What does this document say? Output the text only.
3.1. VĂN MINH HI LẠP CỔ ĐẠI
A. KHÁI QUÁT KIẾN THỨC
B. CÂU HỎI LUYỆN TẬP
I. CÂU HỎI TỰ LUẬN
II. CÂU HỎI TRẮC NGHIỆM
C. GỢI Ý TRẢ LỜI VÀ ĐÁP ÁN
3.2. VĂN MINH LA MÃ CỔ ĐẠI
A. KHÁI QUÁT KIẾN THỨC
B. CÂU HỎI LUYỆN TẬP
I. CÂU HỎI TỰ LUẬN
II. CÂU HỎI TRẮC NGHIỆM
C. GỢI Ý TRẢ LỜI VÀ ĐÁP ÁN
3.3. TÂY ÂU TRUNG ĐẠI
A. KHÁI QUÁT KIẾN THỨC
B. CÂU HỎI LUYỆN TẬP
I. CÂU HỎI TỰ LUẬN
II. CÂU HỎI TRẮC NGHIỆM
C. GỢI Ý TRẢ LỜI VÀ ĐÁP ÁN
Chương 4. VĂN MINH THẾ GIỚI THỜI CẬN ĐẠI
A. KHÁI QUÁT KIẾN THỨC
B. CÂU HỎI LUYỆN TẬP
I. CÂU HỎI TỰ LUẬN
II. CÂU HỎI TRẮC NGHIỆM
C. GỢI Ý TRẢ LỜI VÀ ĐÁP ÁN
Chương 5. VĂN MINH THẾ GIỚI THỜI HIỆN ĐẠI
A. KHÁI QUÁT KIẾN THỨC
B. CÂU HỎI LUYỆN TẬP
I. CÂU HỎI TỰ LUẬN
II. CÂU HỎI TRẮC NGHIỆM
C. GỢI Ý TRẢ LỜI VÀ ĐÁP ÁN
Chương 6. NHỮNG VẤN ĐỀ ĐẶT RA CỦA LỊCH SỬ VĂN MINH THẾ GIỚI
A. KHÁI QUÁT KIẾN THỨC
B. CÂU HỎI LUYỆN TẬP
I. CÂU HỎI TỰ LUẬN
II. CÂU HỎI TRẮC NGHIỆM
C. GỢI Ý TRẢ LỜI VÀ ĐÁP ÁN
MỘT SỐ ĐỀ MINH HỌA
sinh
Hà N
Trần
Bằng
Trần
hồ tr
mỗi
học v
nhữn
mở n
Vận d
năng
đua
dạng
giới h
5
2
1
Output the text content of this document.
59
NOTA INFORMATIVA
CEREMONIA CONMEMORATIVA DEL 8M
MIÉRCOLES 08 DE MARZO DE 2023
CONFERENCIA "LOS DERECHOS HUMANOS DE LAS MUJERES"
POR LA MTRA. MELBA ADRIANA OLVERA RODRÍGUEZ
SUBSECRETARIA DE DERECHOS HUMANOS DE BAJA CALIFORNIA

■ TASK TO COMPLETE: Reproduce, word for word, every line starting at the line that contains "Output the text content of this document." and ending with the final line of the entries.

■ OUTPUT FOR THIS TASK:
Output the text content of this document.
59
NOTA INFORMATIVA
CEREMONIA CONMEMORATIVA DEL 8M
MIÉRCOLES 08 DE MARZO DE 2023
CONFERENCIA "LOS DERECHOS HUMANOS DE LAS MUJERES"
POR LA MTRA. MELBA ADRIANA OLVERA RODRÍGUEZ
SUBSECRETARIA DE DERECHOS HUMANOS DE BAJA CALIFORNIA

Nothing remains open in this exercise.